:: Work to do ::
Of the lines in this listing, how many contain the word "JSON"? Give the number and nothing else.

:: Records provided ::
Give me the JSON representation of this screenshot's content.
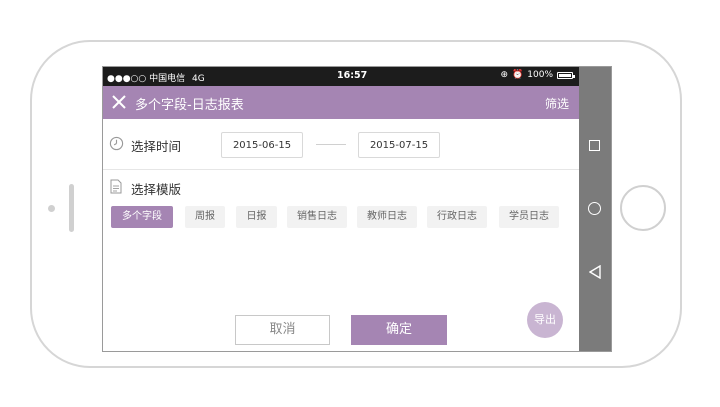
{
  "status_bar": {
    "carrier": "●●●○○ 中国电信",
    "network": "4G",
    "time": "16:57",
    "battery": "100%"
  },
  "app_bar": {
    "title": "多个字段-日志报表",
    "filter_label": "筛选"
  },
  "time_section": {
    "label": "选择时间",
    "start_date": "2015-06-15",
    "end_date": "2015-07-15"
  },
  "template_section": {
    "label": "选择模版",
    "chips": [
      {
        "label": "多个字段",
        "active": true
      },
      {
        "label": "周报",
        "active": false
      },
      {
        "label": "日报",
        "active": false
      },
      {
        "label": "销售日志",
        "active": false
      },
      {
        "label": "教师日志",
        "active": false
      },
      {
        "label": "行政日志",
        "active": false
      },
      {
        "label": "学员日志",
        "active": false
      }
    ]
  },
  "actions": {
    "cancel_label": "取消",
    "confirm_label": "确定",
    "export_label": "导出"
  },
  "colors": {
    "accent": "#a585b3",
    "status_bar_bg": "#1c1c1c",
    "nav_bar_bg": "#7b7b7b"
  }
}
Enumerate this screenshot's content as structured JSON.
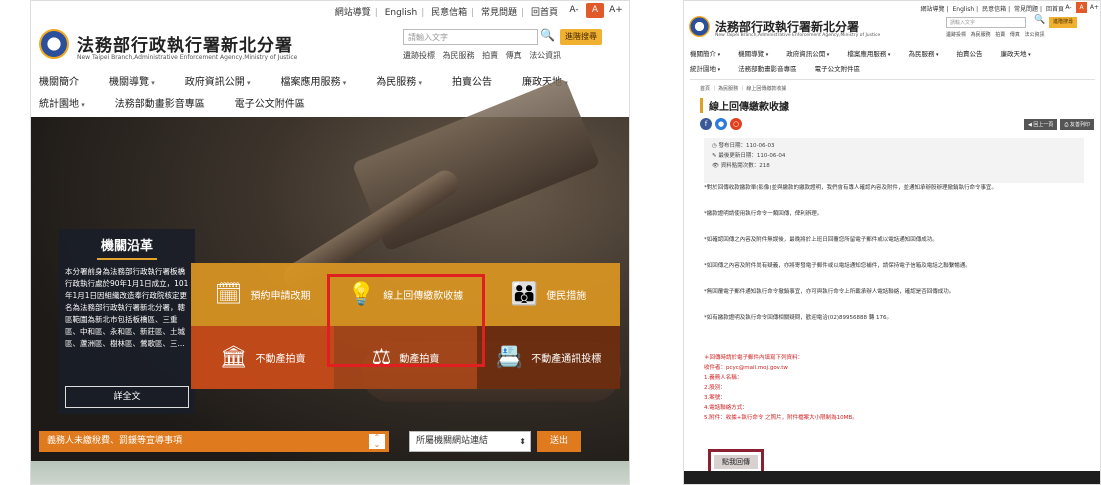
{
  "left": {
    "toplinks": [
      "網站導覽",
      "English",
      "民意信箱",
      "常見問題",
      "回首頁"
    ],
    "fontsize": [
      "A-",
      "A",
      "A+"
    ],
    "site_title": "法務部行政執行署新北分署",
    "site_subtitle": "New Taipei Branch,Administrative Enforcement Agency,Ministry of Justice",
    "search_placeholder": "請輸入文字",
    "search_button": "進階搜尋",
    "quick_links": [
      "遺跡投標",
      "為民服務",
      "拍賣",
      "傳真",
      "法公資訊"
    ],
    "nav_row1": [
      "機關簡介",
      "機關導覽",
      "政府資訊公開",
      "檔案應用服務",
      "為民服務",
      "拍賣公告",
      "廉政天地"
    ],
    "nav_row2": [
      "統計園地",
      "法務部動畫影音專區",
      "電子公文附件區"
    ],
    "history": {
      "title": "機關沿革",
      "text": "本分署前身為法務部行政執行署板橋行政執行處於90年1月1日成立，101年1月1日因組織改造奉行政院核定更名為法務部行政執行署新北分署，轄區範圍為新北市包括板橋區、三重區、中和區、永和區、新莊區、土城區、蘆洲區、樹林區、鶯歌區、三...",
      "more": "詳全文"
    },
    "tiles": [
      {
        "label": "預約申請改期",
        "icon": "🗓"
      },
      {
        "label": "線上回傳繳款收據",
        "icon": "💡"
      },
      {
        "label": "便民措施",
        "icon": "👪"
      },
      {
        "label": "不動產拍賣",
        "icon": "🏛"
      },
      {
        "label": "動產拍賣",
        "icon": "⚖"
      },
      {
        "label": "不動產通訊投標",
        "icon": "📇"
      }
    ],
    "notice": "義務人未繳稅費、罰鍰等宣導事項",
    "select_value": "所屬機關網站連結",
    "go_button": "送出"
  },
  "right": {
    "toplinks": [
      "網站導覽",
      "English",
      "民意信箱",
      "常見問題",
      "回首頁"
    ],
    "fontsize": [
      "A-",
      "A",
      "A+"
    ],
    "site_title": "法務部行政執行署新北分署",
    "site_subtitle": "New Taipei Branch,Administrative Enforcement Agency,Ministry of Justice",
    "search_placeholder": "請輸入文字",
    "search_button": "進階搜尋",
    "quick_links": [
      "遺跡投標",
      "為民服務",
      "拍賣",
      "傳真",
      "法公資訊"
    ],
    "nav_row1": [
      "機關簡介",
      "機關導覽",
      "政府資訊公開",
      "檔案應用服務",
      "為民服務",
      "拍賣公告",
      "廉政天地"
    ],
    "nav_row2": [
      "統計園地",
      "法務部動畫影音專區",
      "電子公文附件區"
    ],
    "breadcrumb": "首頁 ｜ 為民服務 ｜ 線上回傳繳款收據",
    "page_title": "線上回傳繳款收據",
    "actions": [
      "◀ 回上一頁",
      "⎙ 友善列印"
    ],
    "meta": [
      "◷ 發布日期：110-06-03",
      "✎ 最後更新日期：110-06-04",
      "👁 資料點閱次數：218"
    ],
    "paragraphs": [
      "*對於回傳收款繳款單(影像)並與繳款的繳款證明，我們會有專人確認內容及附件，並通知承辦股辦理撤銷執行命令事宜。",
      "*繳款證明請使用執行命令一類回傳，俾利辦理。",
      "*如確認回傳之內容及附件無誤後，最晚將於上班日回覆您所留電子郵件或以電話通知回傳成功。",
      "*如回傳之內容及附件尚有疑義，亦將寄發電子郵件或以電話通知您補件，請保持電子信箱及電話之聯繫暢通。",
      "*無回覆電子郵件通知執行命令撤銷事宜，亦可與執行命令上所載承辦人電話聯絡，確認是否回傳成功。",
      "*如有繳款證明及執行命令回傳相關疑問，歡迎電洽(02)89956888 轉 176。"
    ],
    "red_notes": [
      "＊回傳時請於電子郵件內填寫下列資料：",
      "收件者：pcyc@mail.moj.gov.tw",
      "1.義務人名稱：",
      "2.股別：",
      "3.案號：",
      "4.電話聯絡方式：",
      "5.附件：收據+執行命令 之照片，附件檔案大小限制為10MB。"
    ],
    "reply_button": "點我回傳"
  }
}
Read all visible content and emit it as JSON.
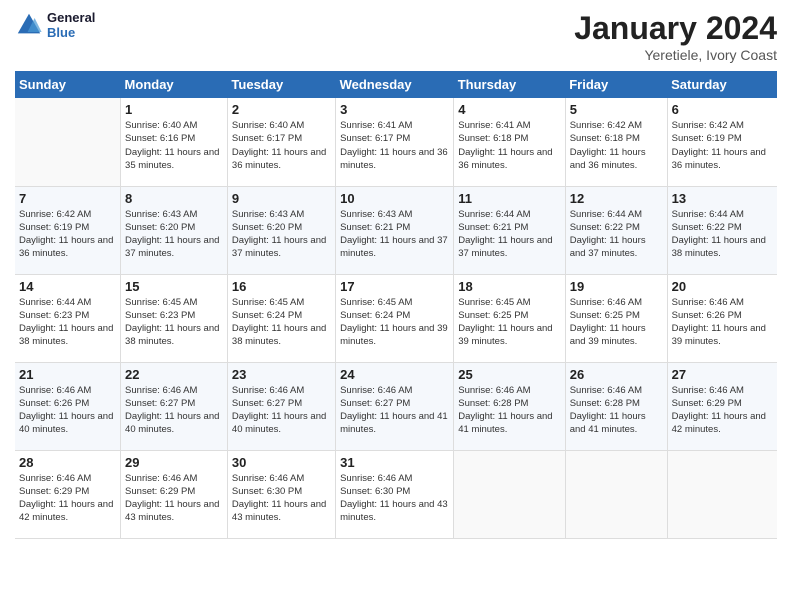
{
  "logo": {
    "text_general": "General",
    "text_blue": "Blue"
  },
  "header": {
    "title": "January 2024",
    "subtitle": "Yeretiele, Ivory Coast"
  },
  "columns": [
    "Sunday",
    "Monday",
    "Tuesday",
    "Wednesday",
    "Thursday",
    "Friday",
    "Saturday"
  ],
  "weeks": [
    [
      {
        "day": "",
        "sunrise": "",
        "sunset": "",
        "daylight": ""
      },
      {
        "day": "1",
        "sunrise": "Sunrise: 6:40 AM",
        "sunset": "Sunset: 6:16 PM",
        "daylight": "Daylight: 11 hours and 35 minutes."
      },
      {
        "day": "2",
        "sunrise": "Sunrise: 6:40 AM",
        "sunset": "Sunset: 6:17 PM",
        "daylight": "Daylight: 11 hours and 36 minutes."
      },
      {
        "day": "3",
        "sunrise": "Sunrise: 6:41 AM",
        "sunset": "Sunset: 6:17 PM",
        "daylight": "Daylight: 11 hours and 36 minutes."
      },
      {
        "day": "4",
        "sunrise": "Sunrise: 6:41 AM",
        "sunset": "Sunset: 6:18 PM",
        "daylight": "Daylight: 11 hours and 36 minutes."
      },
      {
        "day": "5",
        "sunrise": "Sunrise: 6:42 AM",
        "sunset": "Sunset: 6:18 PM",
        "daylight": "Daylight: 11 hours and 36 minutes."
      },
      {
        "day": "6",
        "sunrise": "Sunrise: 6:42 AM",
        "sunset": "Sunset: 6:19 PM",
        "daylight": "Daylight: 11 hours and 36 minutes."
      }
    ],
    [
      {
        "day": "7",
        "sunrise": "Sunrise: 6:42 AM",
        "sunset": "Sunset: 6:19 PM",
        "daylight": "Daylight: 11 hours and 36 minutes."
      },
      {
        "day": "8",
        "sunrise": "Sunrise: 6:43 AM",
        "sunset": "Sunset: 6:20 PM",
        "daylight": "Daylight: 11 hours and 37 minutes."
      },
      {
        "day": "9",
        "sunrise": "Sunrise: 6:43 AM",
        "sunset": "Sunset: 6:20 PM",
        "daylight": "Daylight: 11 hours and 37 minutes."
      },
      {
        "day": "10",
        "sunrise": "Sunrise: 6:43 AM",
        "sunset": "Sunset: 6:21 PM",
        "daylight": "Daylight: 11 hours and 37 minutes."
      },
      {
        "day": "11",
        "sunrise": "Sunrise: 6:44 AM",
        "sunset": "Sunset: 6:21 PM",
        "daylight": "Daylight: 11 hours and 37 minutes."
      },
      {
        "day": "12",
        "sunrise": "Sunrise: 6:44 AM",
        "sunset": "Sunset: 6:22 PM",
        "daylight": "Daylight: 11 hours and 37 minutes."
      },
      {
        "day": "13",
        "sunrise": "Sunrise: 6:44 AM",
        "sunset": "Sunset: 6:22 PM",
        "daylight": "Daylight: 11 hours and 38 minutes."
      }
    ],
    [
      {
        "day": "14",
        "sunrise": "Sunrise: 6:44 AM",
        "sunset": "Sunset: 6:23 PM",
        "daylight": "Daylight: 11 hours and 38 minutes."
      },
      {
        "day": "15",
        "sunrise": "Sunrise: 6:45 AM",
        "sunset": "Sunset: 6:23 PM",
        "daylight": "Daylight: 11 hours and 38 minutes."
      },
      {
        "day": "16",
        "sunrise": "Sunrise: 6:45 AM",
        "sunset": "Sunset: 6:24 PM",
        "daylight": "Daylight: 11 hours and 38 minutes."
      },
      {
        "day": "17",
        "sunrise": "Sunrise: 6:45 AM",
        "sunset": "Sunset: 6:24 PM",
        "daylight": "Daylight: 11 hours and 39 minutes."
      },
      {
        "day": "18",
        "sunrise": "Sunrise: 6:45 AM",
        "sunset": "Sunset: 6:25 PM",
        "daylight": "Daylight: 11 hours and 39 minutes."
      },
      {
        "day": "19",
        "sunrise": "Sunrise: 6:46 AM",
        "sunset": "Sunset: 6:25 PM",
        "daylight": "Daylight: 11 hours and 39 minutes."
      },
      {
        "day": "20",
        "sunrise": "Sunrise: 6:46 AM",
        "sunset": "Sunset: 6:26 PM",
        "daylight": "Daylight: 11 hours and 39 minutes."
      }
    ],
    [
      {
        "day": "21",
        "sunrise": "Sunrise: 6:46 AM",
        "sunset": "Sunset: 6:26 PM",
        "daylight": "Daylight: 11 hours and 40 minutes."
      },
      {
        "day": "22",
        "sunrise": "Sunrise: 6:46 AM",
        "sunset": "Sunset: 6:27 PM",
        "daylight": "Daylight: 11 hours and 40 minutes."
      },
      {
        "day": "23",
        "sunrise": "Sunrise: 6:46 AM",
        "sunset": "Sunset: 6:27 PM",
        "daylight": "Daylight: 11 hours and 40 minutes."
      },
      {
        "day": "24",
        "sunrise": "Sunrise: 6:46 AM",
        "sunset": "Sunset: 6:27 PM",
        "daylight": "Daylight: 11 hours and 41 minutes."
      },
      {
        "day": "25",
        "sunrise": "Sunrise: 6:46 AM",
        "sunset": "Sunset: 6:28 PM",
        "daylight": "Daylight: 11 hours and 41 minutes."
      },
      {
        "day": "26",
        "sunrise": "Sunrise: 6:46 AM",
        "sunset": "Sunset: 6:28 PM",
        "daylight": "Daylight: 11 hours and 41 minutes."
      },
      {
        "day": "27",
        "sunrise": "Sunrise: 6:46 AM",
        "sunset": "Sunset: 6:29 PM",
        "daylight": "Daylight: 11 hours and 42 minutes."
      }
    ],
    [
      {
        "day": "28",
        "sunrise": "Sunrise: 6:46 AM",
        "sunset": "Sunset: 6:29 PM",
        "daylight": "Daylight: 11 hours and 42 minutes."
      },
      {
        "day": "29",
        "sunrise": "Sunrise: 6:46 AM",
        "sunset": "Sunset: 6:29 PM",
        "daylight": "Daylight: 11 hours and 43 minutes."
      },
      {
        "day": "30",
        "sunrise": "Sunrise: 6:46 AM",
        "sunset": "Sunset: 6:30 PM",
        "daylight": "Daylight: 11 hours and 43 minutes."
      },
      {
        "day": "31",
        "sunrise": "Sunrise: 6:46 AM",
        "sunset": "Sunset: 6:30 PM",
        "daylight": "Daylight: 11 hours and 43 minutes."
      },
      {
        "day": "",
        "sunrise": "",
        "sunset": "",
        "daylight": ""
      },
      {
        "day": "",
        "sunrise": "",
        "sunset": "",
        "daylight": ""
      },
      {
        "day": "",
        "sunrise": "",
        "sunset": "",
        "daylight": ""
      }
    ]
  ]
}
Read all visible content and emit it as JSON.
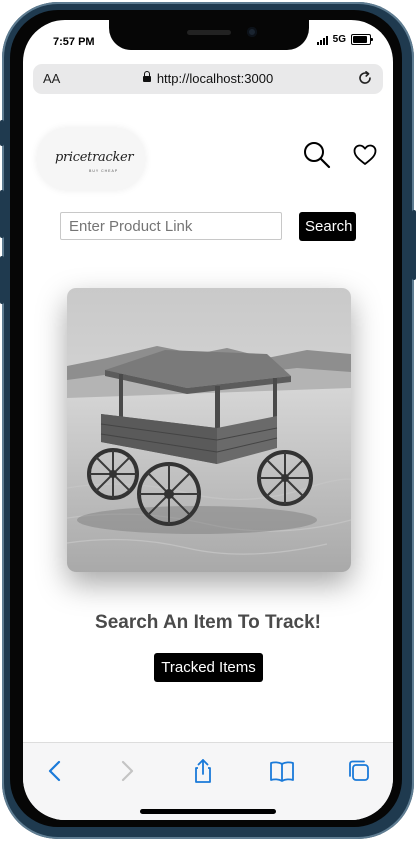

:: Answer for this exercise ::
4